Return the records exactly as they are.

*****

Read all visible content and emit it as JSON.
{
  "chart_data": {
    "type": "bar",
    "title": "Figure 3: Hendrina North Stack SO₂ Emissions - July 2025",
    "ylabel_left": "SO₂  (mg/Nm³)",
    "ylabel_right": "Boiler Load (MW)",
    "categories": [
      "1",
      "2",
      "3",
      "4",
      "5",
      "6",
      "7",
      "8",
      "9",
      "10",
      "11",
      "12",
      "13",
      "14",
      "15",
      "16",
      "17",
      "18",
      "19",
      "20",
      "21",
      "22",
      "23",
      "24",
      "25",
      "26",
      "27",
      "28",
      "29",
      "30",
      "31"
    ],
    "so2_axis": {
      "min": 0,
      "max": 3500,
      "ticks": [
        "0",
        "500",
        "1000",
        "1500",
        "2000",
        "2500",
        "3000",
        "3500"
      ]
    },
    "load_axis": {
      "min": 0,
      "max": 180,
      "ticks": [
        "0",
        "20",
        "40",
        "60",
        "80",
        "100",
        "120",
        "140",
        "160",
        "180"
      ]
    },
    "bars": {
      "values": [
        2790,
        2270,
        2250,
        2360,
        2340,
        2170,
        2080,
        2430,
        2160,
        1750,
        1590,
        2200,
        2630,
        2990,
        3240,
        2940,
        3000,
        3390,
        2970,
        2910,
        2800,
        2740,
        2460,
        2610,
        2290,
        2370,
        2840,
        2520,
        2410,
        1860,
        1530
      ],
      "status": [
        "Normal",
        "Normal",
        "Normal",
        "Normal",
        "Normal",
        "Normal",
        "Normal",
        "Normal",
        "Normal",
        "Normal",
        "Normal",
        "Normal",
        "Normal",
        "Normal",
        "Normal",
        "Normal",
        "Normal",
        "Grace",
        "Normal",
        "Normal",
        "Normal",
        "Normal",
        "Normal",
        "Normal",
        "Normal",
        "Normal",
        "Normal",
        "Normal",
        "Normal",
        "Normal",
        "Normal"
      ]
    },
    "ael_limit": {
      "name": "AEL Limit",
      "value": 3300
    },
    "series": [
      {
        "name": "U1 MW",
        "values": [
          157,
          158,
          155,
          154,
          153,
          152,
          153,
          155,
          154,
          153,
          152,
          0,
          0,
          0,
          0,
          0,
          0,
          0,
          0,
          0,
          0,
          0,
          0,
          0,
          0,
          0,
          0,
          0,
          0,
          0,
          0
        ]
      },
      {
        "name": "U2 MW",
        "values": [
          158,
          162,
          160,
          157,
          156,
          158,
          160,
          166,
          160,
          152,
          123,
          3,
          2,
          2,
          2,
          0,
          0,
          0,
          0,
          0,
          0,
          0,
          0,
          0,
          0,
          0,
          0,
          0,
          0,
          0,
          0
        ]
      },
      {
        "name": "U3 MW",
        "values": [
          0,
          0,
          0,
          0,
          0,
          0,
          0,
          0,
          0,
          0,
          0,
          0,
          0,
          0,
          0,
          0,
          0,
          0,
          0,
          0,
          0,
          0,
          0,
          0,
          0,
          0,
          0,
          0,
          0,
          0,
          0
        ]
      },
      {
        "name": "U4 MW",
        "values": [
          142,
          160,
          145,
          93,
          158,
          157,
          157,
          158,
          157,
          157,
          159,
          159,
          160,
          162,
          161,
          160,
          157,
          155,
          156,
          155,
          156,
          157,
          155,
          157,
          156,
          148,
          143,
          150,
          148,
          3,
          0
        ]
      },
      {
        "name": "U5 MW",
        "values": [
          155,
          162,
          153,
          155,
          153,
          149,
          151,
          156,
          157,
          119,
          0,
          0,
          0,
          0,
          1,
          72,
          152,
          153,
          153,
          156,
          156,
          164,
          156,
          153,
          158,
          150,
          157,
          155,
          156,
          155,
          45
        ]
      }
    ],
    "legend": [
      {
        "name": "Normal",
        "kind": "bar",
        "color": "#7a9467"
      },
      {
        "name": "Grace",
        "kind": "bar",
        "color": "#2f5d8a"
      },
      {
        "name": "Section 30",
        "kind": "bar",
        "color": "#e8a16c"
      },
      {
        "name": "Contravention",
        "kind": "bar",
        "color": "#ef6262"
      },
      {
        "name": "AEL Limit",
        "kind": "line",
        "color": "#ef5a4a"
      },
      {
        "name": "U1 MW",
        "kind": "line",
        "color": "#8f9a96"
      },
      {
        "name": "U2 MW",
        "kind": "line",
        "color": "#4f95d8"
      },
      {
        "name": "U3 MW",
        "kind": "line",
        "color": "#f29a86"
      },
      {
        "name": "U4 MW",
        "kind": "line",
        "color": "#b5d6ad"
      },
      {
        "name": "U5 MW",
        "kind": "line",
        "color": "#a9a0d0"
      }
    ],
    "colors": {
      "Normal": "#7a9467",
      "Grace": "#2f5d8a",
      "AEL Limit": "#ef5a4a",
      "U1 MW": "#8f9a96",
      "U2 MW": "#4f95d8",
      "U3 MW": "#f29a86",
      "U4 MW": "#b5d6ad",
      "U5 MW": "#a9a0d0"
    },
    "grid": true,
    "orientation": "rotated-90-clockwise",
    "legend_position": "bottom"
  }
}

*****

**Correct answer**
Read all visible content and emit it as JSON.
{
  "chart_data": {
    "type": "bar",
    "title": "Figure 3: Hendrina North Stack SO₂ Emissions - July 2025",
    "ylabel_left": "SO₂  (mg/Nm³)",
    "ylabel_right": "Boiler Load (MW)",
    "categories": [
      "1",
      "2",
      "3",
      "4",
      "5",
      "6",
      "7",
      "8",
      "9",
      "10",
      "11",
      "12",
      "13",
      "14",
      "15",
      "16",
      "17",
      "18",
      "19",
      "20",
      "21",
      "22",
      "23",
      "24",
      "25",
      "26",
      "27",
      "28",
      "29",
      "30",
      "31"
    ],
    "so2_axis": {
      "min": 0,
      "max": 3500,
      "ticks": [
        "0",
        "500",
        "1000",
        "1500",
        "2000",
        "2500",
        "3000",
        "3500"
      ]
    },
    "load_axis": {
      "min": 0,
      "max": 180,
      "ticks": [
        "0",
        "20",
        "40",
        "60",
        "80",
        "100",
        "120",
        "140",
        "160",
        "180"
      ]
    },
    "bars": {
      "values": [
        2790,
        2270,
        2250,
        2360,
        2340,
        2170,
        2080,
        2430,
        2160,
        1750,
        1590,
        2200,
        2630,
        2990,
        3240,
        2940,
        3000,
        3390,
        2970,
        2910,
        2800,
        2740,
        2460,
        2610,
        2290,
        2370,
        2840,
        2520,
        2410,
        1860,
        1530
      ],
      "status": [
        "Normal",
        "Normal",
        "Normal",
        "Normal",
        "Normal",
        "Normal",
        "Normal",
        "Normal",
        "Normal",
        "Normal",
        "Normal",
        "Normal",
        "Normal",
        "Normal",
        "Normal",
        "Normal",
        "Normal",
        "Grace",
        "Normal",
        "Normal",
        "Normal",
        "Normal",
        "Normal",
        "Normal",
        "Normal",
        "Normal",
        "Normal",
        "Normal",
        "Normal",
        "Normal",
        "Normal"
      ]
    },
    "ael_limit": {
      "name": "AEL Limit",
      "value": 3300
    },
    "series": [
      {
        "name": "U1 MW",
        "values": [
          157,
          158,
          155,
          154,
          153,
          152,
          153,
          155,
          154,
          153,
          152,
          0,
          0,
          0,
          0,
          0,
          0,
          0,
          0,
          0,
          0,
          0,
          0,
          0,
          0,
          0,
          0,
          0,
          0,
          0,
          0
        ]
      },
      {
        "name": "U2 MW",
        "values": [
          158,
          162,
          160,
          157,
          156,
          158,
          160,
          166,
          160,
          152,
          123,
          3,
          2,
          2,
          2,
          0,
          0,
          0,
          0,
          0,
          0,
          0,
          0,
          0,
          0,
          0,
          0,
          0,
          0,
          0,
          0
        ]
      },
      {
        "name": "U3 MW",
        "values": [
          0,
          0,
          0,
          0,
          0,
          0,
          0,
          0,
          0,
          0,
          0,
          0,
          0,
          0,
          0,
          0,
          0,
          0,
          0,
          0,
          0,
          0,
          0,
          0,
          0,
          0,
          0,
          0,
          0,
          0,
          0
        ]
      },
      {
        "name": "U4 MW",
        "values": [
          142,
          160,
          145,
          93,
          158,
          157,
          157,
          158,
          157,
          157,
          159,
          159,
          160,
          162,
          161,
          160,
          157,
          155,
          156,
          155,
          156,
          157,
          155,
          157,
          156,
          148,
          143,
          150,
          148,
          3,
          0
        ]
      },
      {
        "name": "U5 MW",
        "values": [
          155,
          162,
          153,
          155,
          153,
          149,
          151,
          156,
          157,
          119,
          0,
          0,
          0,
          0,
          1,
          72,
          152,
          153,
          153,
          156,
          156,
          164,
          156,
          153,
          158,
          150,
          157,
          155,
          156,
          155,
          45
        ]
      }
    ],
    "legend": [
      {
        "name": "Normal",
        "kind": "bar",
        "color": "#7a9467"
      },
      {
        "name": "Grace",
        "kind": "bar",
        "color": "#2f5d8a"
      },
      {
        "name": "Section 30",
        "kind": "bar",
        "color": "#e8a16c"
      },
      {
        "name": "Contravention",
        "kind": "bar",
        "color": "#ef6262"
      },
      {
        "name": "AEL Limit",
        "kind": "line",
        "color": "#ef5a4a"
      },
      {
        "name": "U1 MW",
        "kind": "line",
        "color": "#8f9a96"
      },
      {
        "name": "U2 MW",
        "kind": "line",
        "color": "#4f95d8"
      },
      {
        "name": "U3 MW",
        "kind": "line",
        "color": "#f29a86"
      },
      {
        "name": "U4 MW",
        "kind": "line",
        "color": "#b5d6ad"
      },
      {
        "name": "U5 MW",
        "kind": "line",
        "color": "#a9a0d0"
      }
    ],
    "colors": {
      "Normal": "#7a9467",
      "Grace": "#2f5d8a",
      "AEL Limit": "#ef5a4a",
      "U1 MW": "#8f9a96",
      "U2 MW": "#4f95d8",
      "U3 MW": "#f29a86",
      "U4 MW": "#b5d6ad",
      "U5 MW": "#a9a0d0"
    },
    "grid": true,
    "orientation": "rotated-90-clockwise",
    "legend_position": "bottom"
  }
}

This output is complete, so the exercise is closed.